[Records from a data collection]
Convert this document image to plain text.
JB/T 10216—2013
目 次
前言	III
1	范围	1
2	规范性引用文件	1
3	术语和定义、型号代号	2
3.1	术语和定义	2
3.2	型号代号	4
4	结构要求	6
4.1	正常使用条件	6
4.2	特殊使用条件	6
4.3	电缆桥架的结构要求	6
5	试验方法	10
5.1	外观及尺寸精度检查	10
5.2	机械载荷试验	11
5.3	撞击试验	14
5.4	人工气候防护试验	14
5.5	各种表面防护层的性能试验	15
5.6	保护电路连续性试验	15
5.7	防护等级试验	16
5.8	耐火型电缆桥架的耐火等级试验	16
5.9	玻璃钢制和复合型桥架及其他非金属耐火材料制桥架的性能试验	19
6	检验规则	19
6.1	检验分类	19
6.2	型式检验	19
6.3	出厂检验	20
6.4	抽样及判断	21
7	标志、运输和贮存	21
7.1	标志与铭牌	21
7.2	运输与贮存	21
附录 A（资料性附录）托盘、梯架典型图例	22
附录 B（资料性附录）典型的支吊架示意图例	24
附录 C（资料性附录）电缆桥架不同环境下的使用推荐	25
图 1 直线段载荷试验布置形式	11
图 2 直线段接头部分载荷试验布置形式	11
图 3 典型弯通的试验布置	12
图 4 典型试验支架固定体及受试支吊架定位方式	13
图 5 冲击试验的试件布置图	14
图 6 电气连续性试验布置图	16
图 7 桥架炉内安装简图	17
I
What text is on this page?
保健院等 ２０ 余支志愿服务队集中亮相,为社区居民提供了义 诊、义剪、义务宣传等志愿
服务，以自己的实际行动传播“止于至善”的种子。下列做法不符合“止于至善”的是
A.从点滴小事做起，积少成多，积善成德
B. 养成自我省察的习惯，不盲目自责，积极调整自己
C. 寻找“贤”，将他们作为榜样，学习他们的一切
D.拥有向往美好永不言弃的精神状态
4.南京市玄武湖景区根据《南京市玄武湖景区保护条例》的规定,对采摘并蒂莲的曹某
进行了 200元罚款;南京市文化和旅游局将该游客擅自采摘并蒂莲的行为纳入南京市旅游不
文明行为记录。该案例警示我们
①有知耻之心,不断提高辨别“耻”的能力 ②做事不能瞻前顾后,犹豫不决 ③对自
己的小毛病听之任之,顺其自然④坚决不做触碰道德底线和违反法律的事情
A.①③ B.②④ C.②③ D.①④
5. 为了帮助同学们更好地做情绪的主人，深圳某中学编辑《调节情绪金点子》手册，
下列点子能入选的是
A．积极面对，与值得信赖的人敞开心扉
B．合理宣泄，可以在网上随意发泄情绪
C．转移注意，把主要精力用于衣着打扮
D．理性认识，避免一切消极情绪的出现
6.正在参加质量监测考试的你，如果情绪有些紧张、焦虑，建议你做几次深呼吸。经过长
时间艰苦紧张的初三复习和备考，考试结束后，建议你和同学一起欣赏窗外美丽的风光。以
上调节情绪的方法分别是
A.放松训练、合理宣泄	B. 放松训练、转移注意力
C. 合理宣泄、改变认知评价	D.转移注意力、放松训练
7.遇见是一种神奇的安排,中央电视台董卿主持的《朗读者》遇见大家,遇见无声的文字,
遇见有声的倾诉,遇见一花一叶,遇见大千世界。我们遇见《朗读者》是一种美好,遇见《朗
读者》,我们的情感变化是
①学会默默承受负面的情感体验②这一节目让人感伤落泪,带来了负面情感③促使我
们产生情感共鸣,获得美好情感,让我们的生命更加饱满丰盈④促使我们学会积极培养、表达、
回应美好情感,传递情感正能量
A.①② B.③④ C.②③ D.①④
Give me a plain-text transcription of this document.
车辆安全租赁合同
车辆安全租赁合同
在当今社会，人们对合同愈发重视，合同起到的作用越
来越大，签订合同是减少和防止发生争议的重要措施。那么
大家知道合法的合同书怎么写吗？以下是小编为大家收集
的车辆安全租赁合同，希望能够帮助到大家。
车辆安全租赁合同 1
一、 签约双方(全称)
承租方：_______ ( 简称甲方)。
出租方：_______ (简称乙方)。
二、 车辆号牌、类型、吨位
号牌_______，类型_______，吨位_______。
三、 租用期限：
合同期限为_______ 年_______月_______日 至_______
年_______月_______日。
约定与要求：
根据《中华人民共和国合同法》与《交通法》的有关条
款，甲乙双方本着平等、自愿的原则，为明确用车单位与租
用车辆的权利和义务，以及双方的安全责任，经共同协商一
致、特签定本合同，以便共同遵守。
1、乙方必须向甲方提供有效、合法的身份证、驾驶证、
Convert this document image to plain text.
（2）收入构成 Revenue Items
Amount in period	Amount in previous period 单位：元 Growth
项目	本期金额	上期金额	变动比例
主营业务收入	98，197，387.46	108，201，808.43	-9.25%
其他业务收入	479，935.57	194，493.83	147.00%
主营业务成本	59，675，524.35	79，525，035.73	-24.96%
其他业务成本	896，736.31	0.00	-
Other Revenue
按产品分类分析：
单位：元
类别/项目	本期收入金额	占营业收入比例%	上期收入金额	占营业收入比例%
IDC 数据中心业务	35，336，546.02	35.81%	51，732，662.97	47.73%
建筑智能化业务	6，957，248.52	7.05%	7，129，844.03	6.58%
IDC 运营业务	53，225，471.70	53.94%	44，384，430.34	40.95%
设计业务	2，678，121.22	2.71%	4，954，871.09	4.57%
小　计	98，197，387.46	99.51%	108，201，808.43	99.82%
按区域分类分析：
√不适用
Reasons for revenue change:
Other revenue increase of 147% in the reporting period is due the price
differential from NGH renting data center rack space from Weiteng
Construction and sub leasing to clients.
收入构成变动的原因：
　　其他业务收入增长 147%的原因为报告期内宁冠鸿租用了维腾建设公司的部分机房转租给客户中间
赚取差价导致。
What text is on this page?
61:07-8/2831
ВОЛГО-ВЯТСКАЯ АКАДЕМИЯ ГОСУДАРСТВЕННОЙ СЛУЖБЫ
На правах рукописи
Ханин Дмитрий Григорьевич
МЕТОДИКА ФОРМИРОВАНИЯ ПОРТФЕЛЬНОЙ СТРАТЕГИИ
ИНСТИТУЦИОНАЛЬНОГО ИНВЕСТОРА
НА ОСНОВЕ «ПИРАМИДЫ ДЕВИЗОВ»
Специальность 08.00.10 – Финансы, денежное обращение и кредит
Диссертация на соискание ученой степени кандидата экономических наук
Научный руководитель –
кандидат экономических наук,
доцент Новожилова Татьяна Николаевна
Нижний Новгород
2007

→ **Exercise brief**
Where a line holds the string "合理宣泄", copy that line.

→ **Problem solution**
B．合理宣泄，可以在网上随意发泄情绪
A.放松训练、合理宣泄	B. 放松训练、转移注意力
C. 合理宣泄、改变认知评价	D.转移注意力、放松训练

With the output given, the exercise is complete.